### Rows:
===

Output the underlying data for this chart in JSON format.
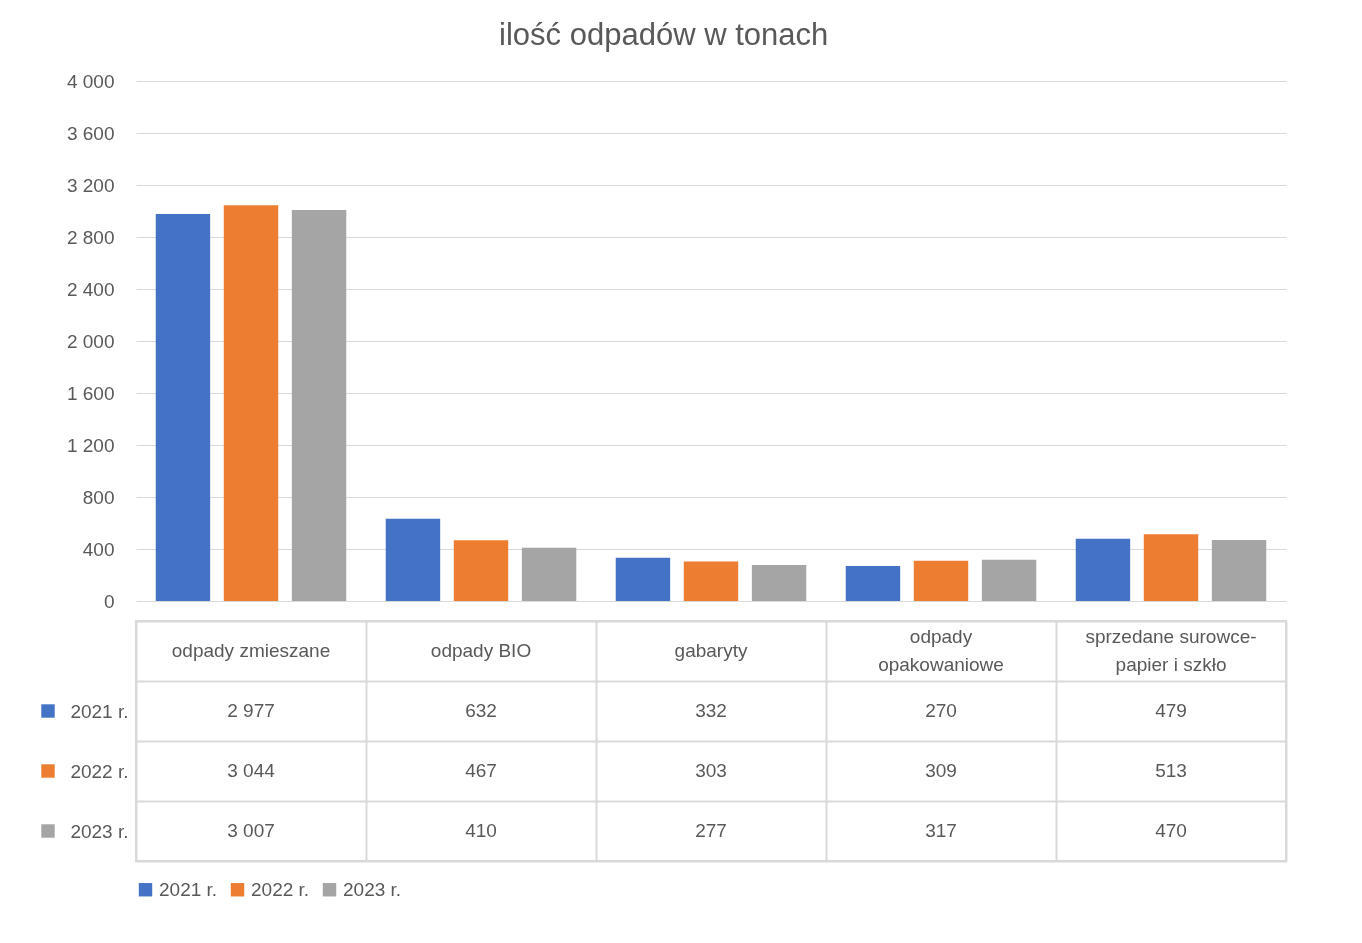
{
  "chart_data": {
    "type": "bar",
    "title": "ilość odpadów w tonach",
    "categories": [
      "odpady zmieszane",
      "odpady BIO",
      "gabaryty",
      "odpady opakowaniowe",
      "sprzedane surowce-papier i szkło"
    ],
    "series": [
      {
        "name": "2021 r.",
        "color": "#4472c4",
        "values": [
          2977,
          632,
          332,
          270,
          479
        ],
        "value_labels": [
          "2 977",
          "632",
          "332",
          "270",
          "479"
        ]
      },
      {
        "name": "2022 r.",
        "color": "#ed7d31",
        "values": [
          3044,
          467,
          303,
          309,
          513
        ],
        "value_labels": [
          "3 044",
          "467",
          "303",
          "309",
          "513"
        ]
      },
      {
        "name": "2023 r.",
        "color": "#a5a5a5",
        "values": [
          3007,
          410,
          277,
          317,
          470
        ],
        "value_labels": [
          "3 007",
          "410",
          "277",
          "317",
          "470"
        ]
      }
    ],
    "ylim": [
      0,
      4000
    ],
    "yticks": [
      0,
      400,
      800,
      {
        "value": 1200,
        "label": "1 200"
      },
      {
        "value": 1600,
        "label": "1 600"
      },
      {
        "value": 2000,
        "label": "2 000"
      },
      {
        "value": 2400,
        "label": "2 400"
      },
      {
        "value": 2800,
        "label": "2 800"
      },
      {
        "value": 3200,
        "label": "3 200"
      },
      {
        "value": 3600,
        "label": "3 600"
      },
      {
        "value": 4000,
        "label": "4 000"
      }
    ],
    "grid": "y",
    "legend": "bottom"
  }
}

===

### Task details:
Extract all lines from the data in which "odpady" is found.

### Problem solution:
      "odpady zmieszane",
      "odpady BIO",
      "odpady opakowaniowe",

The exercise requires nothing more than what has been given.